__What the exercise asks__
Reply with the count of lines holding "value", nothing more.
┌──
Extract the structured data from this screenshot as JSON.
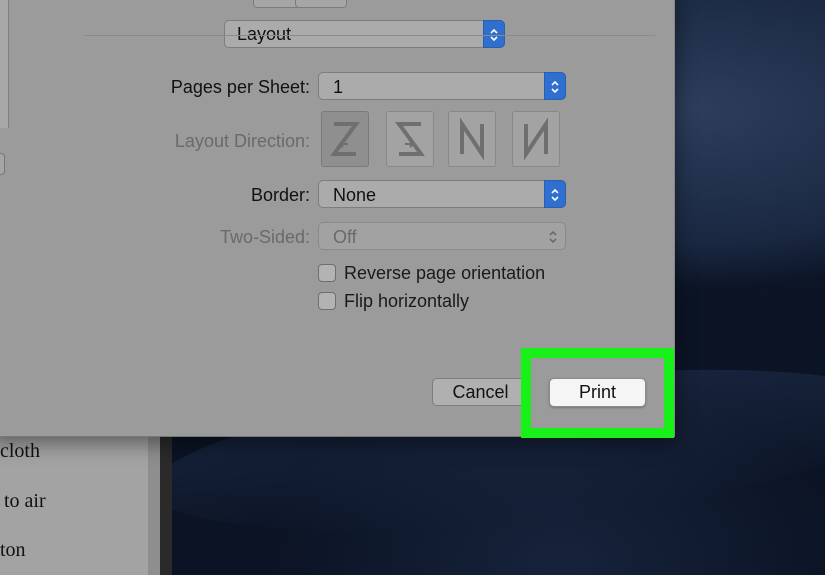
{
  "document": {
    "lines": [
      "cloth",
      "to air",
      "ton"
    ]
  },
  "dialog": {
    "section_select": {
      "value": "Layout"
    },
    "pages_per_sheet": {
      "label": "Pages per Sheet:",
      "value": "1"
    },
    "layout_direction": {
      "label": "Layout Direction:"
    },
    "border": {
      "label": "Border:",
      "value": "None"
    },
    "two_sided": {
      "label": "Two-Sided:",
      "value": "Off"
    },
    "options": [
      {
        "label": "Reverse page orientation",
        "checked": false
      },
      {
        "label": "Flip horizontally",
        "checked": false
      }
    ],
    "cancel_label": "Cancel",
    "print_label": "Print"
  },
  "colors": {
    "accent": "#2f6fcf",
    "highlight": "#19f01a",
    "dialog_bg": "#9b9b9b"
  }
}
└──
__The solution__
4